> **Material for this exercise**
....

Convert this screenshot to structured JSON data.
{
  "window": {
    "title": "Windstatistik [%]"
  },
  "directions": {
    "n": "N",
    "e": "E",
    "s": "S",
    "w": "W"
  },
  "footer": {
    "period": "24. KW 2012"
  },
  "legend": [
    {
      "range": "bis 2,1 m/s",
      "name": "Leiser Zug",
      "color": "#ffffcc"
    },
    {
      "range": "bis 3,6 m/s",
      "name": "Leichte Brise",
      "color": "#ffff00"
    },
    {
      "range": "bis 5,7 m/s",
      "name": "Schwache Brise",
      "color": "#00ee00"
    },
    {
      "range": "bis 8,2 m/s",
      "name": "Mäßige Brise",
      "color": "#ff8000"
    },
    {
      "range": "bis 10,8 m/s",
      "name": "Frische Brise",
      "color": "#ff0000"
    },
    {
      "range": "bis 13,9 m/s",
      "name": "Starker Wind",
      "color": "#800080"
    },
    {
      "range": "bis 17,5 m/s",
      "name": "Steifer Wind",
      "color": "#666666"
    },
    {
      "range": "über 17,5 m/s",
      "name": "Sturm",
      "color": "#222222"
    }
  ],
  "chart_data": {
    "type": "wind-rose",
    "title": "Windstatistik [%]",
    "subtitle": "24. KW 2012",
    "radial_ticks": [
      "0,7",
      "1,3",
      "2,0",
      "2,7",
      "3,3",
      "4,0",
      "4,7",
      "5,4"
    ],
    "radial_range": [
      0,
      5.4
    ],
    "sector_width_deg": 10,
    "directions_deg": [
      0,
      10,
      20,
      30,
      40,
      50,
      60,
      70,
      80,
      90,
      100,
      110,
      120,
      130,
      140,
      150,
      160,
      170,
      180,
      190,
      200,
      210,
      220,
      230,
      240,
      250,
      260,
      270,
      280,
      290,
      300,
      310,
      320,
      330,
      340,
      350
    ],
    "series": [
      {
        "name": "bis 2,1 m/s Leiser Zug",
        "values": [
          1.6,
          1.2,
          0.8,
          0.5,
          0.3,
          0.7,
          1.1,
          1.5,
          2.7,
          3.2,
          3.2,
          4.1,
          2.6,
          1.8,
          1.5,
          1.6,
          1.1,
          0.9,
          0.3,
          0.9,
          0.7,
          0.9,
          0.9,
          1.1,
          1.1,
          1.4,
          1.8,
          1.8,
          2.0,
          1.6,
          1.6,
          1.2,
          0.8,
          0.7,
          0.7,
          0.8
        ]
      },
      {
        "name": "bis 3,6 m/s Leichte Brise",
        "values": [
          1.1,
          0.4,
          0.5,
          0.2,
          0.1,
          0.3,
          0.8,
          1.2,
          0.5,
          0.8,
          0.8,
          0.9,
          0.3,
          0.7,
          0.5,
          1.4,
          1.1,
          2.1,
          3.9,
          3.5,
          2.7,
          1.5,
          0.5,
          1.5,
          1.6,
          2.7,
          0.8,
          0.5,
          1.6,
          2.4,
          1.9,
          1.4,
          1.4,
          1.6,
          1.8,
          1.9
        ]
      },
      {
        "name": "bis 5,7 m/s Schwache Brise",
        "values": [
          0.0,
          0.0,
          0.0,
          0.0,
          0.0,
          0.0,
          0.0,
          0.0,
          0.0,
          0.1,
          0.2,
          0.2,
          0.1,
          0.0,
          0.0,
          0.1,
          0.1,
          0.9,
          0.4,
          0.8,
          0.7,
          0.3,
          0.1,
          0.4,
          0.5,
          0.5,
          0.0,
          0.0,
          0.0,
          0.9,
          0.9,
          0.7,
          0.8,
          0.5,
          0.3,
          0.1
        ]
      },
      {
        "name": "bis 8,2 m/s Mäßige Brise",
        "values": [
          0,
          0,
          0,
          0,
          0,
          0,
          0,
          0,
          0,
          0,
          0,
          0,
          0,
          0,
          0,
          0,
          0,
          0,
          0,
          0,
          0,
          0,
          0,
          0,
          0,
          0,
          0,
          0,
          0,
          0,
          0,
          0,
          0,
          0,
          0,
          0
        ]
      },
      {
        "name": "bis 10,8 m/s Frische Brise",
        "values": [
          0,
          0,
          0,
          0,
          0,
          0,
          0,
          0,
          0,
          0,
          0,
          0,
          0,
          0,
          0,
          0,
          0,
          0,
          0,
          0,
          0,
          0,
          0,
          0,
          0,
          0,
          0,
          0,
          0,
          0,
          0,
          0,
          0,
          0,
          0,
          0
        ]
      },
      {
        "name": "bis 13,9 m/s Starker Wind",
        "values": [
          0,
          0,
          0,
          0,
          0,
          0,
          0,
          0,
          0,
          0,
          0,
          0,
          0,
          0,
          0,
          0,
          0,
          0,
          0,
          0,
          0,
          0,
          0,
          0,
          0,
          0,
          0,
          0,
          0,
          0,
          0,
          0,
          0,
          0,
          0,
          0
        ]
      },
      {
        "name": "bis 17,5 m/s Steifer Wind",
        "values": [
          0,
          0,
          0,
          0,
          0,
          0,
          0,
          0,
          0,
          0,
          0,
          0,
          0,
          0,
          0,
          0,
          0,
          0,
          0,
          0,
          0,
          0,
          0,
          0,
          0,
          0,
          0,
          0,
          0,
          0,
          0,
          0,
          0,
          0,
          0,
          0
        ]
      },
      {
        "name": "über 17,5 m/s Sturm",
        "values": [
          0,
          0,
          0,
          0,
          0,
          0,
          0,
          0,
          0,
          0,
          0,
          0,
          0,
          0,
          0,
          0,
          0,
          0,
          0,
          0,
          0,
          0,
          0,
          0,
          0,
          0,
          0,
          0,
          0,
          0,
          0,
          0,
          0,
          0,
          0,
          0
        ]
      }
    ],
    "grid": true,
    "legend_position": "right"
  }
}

....

> **Work instructions**
Copy all lines of the material above where the string "Schwache" occurs.

> **Correct response**
      "name": "Schwache Brise",
        "name": "bis 5,7 m/s Schwache Brise",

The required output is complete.